_WHAT IS BEING ASKED:_ Check every line of the entries that follow, and copy the ones containing "title".

_RECORDED DATA:_
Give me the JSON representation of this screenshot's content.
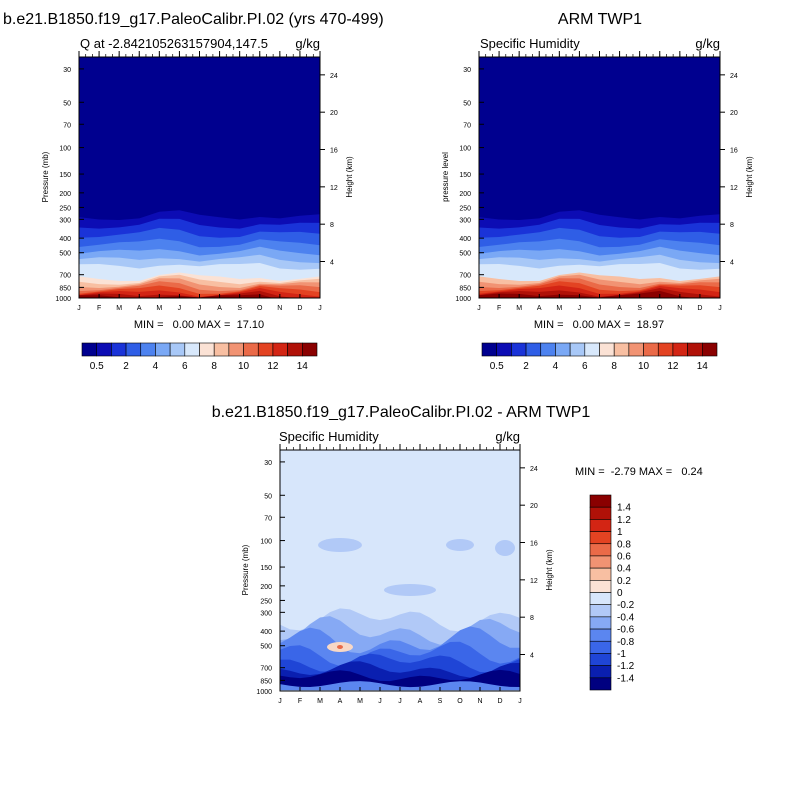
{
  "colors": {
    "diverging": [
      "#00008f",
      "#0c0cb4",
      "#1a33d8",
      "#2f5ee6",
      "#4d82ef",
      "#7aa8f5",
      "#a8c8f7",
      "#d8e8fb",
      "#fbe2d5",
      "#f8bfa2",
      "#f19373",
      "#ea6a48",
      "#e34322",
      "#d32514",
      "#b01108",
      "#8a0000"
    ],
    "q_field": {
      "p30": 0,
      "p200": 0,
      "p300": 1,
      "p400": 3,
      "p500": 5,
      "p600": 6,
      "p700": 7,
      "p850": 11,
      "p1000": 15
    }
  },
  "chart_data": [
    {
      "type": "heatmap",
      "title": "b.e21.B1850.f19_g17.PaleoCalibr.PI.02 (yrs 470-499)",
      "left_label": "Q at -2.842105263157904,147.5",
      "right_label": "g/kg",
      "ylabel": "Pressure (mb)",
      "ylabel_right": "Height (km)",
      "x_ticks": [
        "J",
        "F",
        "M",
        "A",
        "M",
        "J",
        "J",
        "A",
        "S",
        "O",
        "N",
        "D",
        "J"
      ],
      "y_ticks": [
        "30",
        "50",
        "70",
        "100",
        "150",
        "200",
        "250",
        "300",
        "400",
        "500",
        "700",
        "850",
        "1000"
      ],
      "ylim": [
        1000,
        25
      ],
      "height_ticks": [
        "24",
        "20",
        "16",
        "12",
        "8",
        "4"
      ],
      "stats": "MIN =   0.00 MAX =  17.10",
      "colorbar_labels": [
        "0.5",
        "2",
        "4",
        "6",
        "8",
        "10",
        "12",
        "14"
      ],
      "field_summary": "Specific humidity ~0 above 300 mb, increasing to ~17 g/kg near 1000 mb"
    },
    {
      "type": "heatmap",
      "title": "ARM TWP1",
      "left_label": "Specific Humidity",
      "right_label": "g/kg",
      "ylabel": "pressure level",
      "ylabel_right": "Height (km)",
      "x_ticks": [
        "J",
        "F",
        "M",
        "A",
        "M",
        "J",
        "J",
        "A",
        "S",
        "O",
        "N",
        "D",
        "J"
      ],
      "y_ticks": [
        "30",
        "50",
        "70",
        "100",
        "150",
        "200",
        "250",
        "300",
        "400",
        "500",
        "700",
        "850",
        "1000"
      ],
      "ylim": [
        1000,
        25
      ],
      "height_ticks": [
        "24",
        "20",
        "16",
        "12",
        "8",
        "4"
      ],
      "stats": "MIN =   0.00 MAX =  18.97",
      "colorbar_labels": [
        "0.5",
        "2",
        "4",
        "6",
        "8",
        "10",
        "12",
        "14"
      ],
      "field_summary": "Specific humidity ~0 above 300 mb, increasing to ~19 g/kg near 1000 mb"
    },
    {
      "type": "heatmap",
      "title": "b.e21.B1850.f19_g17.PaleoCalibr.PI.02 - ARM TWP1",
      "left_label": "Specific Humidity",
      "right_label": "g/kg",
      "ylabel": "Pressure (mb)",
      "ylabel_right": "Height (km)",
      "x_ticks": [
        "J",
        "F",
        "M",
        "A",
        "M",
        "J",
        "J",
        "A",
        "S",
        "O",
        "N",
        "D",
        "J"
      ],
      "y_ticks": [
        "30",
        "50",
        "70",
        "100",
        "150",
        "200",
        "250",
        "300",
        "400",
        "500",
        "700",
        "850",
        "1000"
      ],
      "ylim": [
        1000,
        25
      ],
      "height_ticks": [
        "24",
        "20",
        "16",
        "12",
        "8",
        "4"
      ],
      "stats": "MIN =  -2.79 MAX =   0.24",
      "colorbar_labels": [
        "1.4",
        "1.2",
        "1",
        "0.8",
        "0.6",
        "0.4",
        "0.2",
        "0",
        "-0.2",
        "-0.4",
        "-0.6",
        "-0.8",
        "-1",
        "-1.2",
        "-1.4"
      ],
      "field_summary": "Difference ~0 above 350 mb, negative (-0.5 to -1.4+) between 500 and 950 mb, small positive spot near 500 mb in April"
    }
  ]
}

_FULL OUTPUT:_
      "title": "b.e21.B1850.f19_g17.PaleoCalibr.PI.02 (yrs 470-499)",
      "title": "ARM TWP1",
      "title": "b.e21.B1850.f19_g17.PaleoCalibr.PI.02 - ARM TWP1",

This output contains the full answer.